- Data entries:
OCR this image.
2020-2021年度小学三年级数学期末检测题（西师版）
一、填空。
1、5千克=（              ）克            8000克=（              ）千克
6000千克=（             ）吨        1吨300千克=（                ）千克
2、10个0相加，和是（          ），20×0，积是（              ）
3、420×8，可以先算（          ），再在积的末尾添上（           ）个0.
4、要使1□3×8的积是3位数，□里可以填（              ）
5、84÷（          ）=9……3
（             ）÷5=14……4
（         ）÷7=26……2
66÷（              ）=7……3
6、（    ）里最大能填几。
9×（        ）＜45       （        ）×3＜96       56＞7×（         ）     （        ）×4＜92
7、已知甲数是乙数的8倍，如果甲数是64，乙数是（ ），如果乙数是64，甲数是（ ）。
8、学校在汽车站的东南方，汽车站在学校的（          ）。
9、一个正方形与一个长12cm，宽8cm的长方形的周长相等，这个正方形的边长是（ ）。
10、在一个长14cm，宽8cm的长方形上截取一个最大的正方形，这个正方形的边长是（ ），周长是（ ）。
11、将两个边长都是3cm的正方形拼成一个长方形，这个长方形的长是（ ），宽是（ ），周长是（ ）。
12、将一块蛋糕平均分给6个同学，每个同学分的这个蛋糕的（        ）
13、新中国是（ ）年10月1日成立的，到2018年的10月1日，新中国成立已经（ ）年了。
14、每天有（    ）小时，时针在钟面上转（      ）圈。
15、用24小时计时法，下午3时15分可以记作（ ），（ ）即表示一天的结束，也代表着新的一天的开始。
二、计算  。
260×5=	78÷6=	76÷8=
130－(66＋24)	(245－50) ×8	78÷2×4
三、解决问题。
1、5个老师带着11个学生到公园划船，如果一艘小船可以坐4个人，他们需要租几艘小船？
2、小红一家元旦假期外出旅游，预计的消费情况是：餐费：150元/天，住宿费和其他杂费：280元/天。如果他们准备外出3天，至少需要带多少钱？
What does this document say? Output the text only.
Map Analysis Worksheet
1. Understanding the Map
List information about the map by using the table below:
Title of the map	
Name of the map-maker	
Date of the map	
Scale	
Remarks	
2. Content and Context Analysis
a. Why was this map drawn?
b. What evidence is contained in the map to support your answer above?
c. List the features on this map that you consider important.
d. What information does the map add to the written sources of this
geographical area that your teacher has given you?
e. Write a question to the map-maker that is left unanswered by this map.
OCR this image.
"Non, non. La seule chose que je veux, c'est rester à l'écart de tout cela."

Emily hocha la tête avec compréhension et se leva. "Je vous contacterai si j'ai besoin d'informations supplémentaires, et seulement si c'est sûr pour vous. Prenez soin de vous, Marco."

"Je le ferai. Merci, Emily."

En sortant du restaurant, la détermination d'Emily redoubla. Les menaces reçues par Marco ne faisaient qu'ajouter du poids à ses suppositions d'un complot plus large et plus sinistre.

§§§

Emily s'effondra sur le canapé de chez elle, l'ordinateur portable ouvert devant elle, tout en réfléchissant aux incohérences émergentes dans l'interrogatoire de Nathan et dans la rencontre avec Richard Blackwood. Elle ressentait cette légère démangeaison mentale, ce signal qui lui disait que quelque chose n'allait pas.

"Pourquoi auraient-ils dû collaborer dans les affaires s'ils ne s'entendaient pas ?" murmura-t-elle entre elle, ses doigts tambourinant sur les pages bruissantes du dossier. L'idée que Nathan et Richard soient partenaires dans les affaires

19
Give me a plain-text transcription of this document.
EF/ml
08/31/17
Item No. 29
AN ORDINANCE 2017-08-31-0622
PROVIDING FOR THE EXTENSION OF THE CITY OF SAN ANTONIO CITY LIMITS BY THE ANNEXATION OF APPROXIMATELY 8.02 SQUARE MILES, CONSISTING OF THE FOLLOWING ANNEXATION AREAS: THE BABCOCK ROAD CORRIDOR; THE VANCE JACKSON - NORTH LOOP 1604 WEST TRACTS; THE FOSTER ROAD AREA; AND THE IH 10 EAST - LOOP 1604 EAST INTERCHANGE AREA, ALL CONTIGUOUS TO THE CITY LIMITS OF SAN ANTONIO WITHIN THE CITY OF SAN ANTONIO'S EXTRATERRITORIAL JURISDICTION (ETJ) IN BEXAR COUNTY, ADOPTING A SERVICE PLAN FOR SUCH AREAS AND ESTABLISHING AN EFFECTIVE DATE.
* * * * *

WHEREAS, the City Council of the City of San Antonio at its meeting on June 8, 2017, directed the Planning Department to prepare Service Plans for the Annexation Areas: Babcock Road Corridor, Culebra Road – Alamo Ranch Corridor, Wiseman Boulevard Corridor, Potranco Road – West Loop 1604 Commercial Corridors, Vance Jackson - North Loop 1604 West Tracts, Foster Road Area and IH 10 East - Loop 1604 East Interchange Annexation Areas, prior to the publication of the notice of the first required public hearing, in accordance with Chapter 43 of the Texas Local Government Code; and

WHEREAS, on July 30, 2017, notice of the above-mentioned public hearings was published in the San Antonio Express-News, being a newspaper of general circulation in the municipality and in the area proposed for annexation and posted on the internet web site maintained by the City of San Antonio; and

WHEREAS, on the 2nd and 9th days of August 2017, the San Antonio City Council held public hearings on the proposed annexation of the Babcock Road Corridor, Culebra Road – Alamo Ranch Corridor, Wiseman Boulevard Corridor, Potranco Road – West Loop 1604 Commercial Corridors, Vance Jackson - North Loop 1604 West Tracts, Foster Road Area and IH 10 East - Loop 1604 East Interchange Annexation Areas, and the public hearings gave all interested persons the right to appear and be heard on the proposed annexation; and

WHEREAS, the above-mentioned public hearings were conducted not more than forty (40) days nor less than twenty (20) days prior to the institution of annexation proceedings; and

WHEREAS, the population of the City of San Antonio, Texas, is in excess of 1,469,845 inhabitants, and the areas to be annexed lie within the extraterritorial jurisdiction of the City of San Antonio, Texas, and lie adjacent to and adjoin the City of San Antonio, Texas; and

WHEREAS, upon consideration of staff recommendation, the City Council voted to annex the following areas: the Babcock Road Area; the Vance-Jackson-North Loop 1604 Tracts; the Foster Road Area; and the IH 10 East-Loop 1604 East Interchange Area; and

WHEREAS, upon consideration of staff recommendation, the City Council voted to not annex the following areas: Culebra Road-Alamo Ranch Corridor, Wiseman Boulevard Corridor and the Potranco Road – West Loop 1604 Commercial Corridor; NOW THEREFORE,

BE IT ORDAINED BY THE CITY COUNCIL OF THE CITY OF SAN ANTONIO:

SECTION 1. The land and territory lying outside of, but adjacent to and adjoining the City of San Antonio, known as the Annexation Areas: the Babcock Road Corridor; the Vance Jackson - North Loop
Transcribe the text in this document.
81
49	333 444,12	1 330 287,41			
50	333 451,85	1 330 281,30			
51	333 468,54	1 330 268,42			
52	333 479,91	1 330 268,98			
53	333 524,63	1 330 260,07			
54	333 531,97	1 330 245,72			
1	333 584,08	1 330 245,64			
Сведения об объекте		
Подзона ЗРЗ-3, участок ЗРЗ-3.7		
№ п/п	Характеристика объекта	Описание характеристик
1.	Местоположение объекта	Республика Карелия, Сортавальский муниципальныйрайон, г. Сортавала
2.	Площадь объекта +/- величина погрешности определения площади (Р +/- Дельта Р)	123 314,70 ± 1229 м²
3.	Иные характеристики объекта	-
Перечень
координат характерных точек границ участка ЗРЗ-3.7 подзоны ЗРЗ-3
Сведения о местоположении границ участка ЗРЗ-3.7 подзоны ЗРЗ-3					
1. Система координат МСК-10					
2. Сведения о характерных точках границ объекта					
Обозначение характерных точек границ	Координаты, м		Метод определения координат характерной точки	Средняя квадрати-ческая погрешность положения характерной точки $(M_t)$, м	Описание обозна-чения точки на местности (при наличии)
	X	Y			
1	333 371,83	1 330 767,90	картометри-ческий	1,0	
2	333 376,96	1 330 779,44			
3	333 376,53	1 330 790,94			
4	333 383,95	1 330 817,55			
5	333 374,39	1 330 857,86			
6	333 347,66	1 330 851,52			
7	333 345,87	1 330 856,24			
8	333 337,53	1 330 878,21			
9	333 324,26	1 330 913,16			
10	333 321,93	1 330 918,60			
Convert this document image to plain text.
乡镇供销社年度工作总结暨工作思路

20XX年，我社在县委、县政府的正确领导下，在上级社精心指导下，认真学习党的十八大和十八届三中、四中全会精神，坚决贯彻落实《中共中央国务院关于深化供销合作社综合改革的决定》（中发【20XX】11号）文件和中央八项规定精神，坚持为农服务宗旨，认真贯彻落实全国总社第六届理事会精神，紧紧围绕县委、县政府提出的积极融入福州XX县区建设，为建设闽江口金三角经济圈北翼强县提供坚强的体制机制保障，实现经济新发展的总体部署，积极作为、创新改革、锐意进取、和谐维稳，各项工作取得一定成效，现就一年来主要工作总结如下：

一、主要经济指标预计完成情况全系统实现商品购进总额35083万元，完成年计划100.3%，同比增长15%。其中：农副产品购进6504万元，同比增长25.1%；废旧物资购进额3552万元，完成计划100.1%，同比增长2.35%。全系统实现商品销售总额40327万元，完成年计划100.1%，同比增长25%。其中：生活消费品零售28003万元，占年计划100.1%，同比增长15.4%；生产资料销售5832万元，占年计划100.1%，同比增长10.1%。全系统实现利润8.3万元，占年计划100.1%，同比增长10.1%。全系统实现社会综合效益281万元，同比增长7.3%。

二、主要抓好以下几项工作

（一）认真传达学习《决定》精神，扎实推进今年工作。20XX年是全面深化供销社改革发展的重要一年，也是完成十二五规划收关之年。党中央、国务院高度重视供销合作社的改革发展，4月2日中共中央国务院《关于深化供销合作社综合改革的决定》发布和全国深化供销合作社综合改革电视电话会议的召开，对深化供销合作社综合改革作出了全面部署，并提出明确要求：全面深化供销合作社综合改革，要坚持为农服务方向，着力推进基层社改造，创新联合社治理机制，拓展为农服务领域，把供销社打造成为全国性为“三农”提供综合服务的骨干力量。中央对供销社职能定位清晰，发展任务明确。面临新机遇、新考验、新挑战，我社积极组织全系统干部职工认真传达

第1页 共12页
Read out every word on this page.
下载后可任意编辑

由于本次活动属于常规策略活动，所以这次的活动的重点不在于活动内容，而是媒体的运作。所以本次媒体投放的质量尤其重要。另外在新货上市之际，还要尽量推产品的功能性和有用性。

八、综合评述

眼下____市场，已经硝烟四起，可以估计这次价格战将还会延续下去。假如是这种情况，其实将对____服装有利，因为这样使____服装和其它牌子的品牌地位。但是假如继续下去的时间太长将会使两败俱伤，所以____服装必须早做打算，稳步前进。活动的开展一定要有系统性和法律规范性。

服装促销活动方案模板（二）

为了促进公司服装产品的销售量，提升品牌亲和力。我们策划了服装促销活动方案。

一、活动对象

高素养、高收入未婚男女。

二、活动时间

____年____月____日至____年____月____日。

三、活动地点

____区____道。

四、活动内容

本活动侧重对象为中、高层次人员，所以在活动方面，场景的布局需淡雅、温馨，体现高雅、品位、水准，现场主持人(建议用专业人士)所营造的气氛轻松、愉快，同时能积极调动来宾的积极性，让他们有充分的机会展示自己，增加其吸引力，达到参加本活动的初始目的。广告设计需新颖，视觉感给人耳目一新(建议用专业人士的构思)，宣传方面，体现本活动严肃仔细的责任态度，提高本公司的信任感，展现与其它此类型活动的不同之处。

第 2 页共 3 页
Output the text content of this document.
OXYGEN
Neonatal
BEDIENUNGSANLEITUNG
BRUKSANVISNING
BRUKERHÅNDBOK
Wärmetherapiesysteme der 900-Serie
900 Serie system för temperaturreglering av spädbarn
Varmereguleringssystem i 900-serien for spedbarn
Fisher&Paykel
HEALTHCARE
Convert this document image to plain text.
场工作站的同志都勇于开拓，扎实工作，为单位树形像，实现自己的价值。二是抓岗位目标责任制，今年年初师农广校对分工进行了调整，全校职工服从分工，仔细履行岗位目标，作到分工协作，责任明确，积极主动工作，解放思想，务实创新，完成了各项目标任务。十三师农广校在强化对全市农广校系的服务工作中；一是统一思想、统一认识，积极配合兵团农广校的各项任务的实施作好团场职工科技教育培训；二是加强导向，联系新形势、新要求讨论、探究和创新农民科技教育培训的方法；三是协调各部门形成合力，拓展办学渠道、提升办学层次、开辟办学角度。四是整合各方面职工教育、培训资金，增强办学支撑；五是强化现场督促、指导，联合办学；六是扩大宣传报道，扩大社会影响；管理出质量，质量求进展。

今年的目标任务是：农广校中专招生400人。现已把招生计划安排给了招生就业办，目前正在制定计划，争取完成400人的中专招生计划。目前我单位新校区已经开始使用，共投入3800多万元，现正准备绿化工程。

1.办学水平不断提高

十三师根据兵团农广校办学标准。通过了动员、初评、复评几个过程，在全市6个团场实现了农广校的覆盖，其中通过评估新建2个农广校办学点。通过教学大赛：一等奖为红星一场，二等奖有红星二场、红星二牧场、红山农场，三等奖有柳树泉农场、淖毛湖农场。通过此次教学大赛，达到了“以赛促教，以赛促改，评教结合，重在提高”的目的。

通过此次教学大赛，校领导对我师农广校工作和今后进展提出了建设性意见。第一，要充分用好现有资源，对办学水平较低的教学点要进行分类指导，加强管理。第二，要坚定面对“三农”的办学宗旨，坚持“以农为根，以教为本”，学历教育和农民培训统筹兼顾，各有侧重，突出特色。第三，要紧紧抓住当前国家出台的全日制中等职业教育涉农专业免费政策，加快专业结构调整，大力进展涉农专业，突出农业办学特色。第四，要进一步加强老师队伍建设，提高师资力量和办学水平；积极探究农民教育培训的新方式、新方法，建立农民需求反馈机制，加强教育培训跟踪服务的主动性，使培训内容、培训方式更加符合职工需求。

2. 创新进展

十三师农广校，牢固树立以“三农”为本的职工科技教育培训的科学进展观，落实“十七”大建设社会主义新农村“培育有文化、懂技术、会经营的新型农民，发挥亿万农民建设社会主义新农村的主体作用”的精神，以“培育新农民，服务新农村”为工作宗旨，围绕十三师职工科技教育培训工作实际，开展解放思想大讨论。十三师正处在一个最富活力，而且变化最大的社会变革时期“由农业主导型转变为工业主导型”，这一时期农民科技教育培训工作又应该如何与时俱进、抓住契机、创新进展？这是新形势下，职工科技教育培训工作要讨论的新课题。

- Exercise instructions:
Find each line that has the word "точек", then copy it out.

- Complete response:
координат характерных точек границ участка ЗРЗ-3.7 подзоны ЗРЗ-3
Обозначение характерных точек границ	Координаты, м		Метод определения координат характерной точки	Средняя квадрати-ческая погрешность положения характерной точки $(M_t)$, м	Описание обозна-чения точки на местности (при наличии)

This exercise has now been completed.